DATA TO PROCESS:
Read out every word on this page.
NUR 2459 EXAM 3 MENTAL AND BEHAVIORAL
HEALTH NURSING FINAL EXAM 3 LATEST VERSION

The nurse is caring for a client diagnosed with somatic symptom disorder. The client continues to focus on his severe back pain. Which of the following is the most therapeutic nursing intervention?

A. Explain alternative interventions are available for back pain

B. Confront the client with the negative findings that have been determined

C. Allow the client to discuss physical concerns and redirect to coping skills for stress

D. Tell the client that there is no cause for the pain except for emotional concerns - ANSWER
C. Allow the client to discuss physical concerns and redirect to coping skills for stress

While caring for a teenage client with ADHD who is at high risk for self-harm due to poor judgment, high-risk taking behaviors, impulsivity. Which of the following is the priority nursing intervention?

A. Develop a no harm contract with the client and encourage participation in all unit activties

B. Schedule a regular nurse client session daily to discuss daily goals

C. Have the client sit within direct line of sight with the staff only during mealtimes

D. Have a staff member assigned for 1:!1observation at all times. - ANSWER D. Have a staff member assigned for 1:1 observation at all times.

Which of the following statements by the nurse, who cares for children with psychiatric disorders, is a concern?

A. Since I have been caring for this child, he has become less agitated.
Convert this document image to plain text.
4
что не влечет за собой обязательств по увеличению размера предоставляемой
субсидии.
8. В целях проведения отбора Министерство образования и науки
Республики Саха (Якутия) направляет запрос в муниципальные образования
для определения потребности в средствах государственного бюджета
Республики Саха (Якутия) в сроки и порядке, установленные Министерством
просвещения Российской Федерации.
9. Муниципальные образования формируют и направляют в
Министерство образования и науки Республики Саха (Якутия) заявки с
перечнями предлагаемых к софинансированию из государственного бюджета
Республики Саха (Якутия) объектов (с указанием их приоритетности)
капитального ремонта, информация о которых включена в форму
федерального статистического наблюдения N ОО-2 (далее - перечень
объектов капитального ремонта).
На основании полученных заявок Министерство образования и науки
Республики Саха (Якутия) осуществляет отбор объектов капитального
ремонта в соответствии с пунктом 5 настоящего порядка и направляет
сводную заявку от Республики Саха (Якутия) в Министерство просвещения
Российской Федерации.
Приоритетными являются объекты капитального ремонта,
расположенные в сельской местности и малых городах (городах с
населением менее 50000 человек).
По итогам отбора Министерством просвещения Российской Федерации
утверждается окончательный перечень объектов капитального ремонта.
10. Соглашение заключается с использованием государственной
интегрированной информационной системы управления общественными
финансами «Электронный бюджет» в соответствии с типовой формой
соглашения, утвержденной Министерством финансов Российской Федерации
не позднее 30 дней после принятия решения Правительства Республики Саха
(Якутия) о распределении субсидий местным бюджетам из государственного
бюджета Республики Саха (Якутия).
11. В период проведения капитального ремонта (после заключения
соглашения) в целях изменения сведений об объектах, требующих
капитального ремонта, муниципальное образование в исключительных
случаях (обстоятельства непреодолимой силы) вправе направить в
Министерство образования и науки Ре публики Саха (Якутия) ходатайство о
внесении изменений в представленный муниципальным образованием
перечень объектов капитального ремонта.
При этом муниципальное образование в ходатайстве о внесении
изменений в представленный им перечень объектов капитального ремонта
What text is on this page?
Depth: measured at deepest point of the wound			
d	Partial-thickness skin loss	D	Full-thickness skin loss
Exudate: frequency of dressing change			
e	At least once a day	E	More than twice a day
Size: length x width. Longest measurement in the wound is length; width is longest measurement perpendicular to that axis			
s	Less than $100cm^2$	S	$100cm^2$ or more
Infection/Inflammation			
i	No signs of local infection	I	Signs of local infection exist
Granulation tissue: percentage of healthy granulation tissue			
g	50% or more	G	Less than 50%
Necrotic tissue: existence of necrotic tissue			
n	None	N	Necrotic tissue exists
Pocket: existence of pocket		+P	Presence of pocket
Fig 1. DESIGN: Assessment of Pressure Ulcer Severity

WRITTEN PROBLEM: Using the material above, state how many lines include the string "отбора". Answer with a single number.

COMPLETED EXERCISE: 2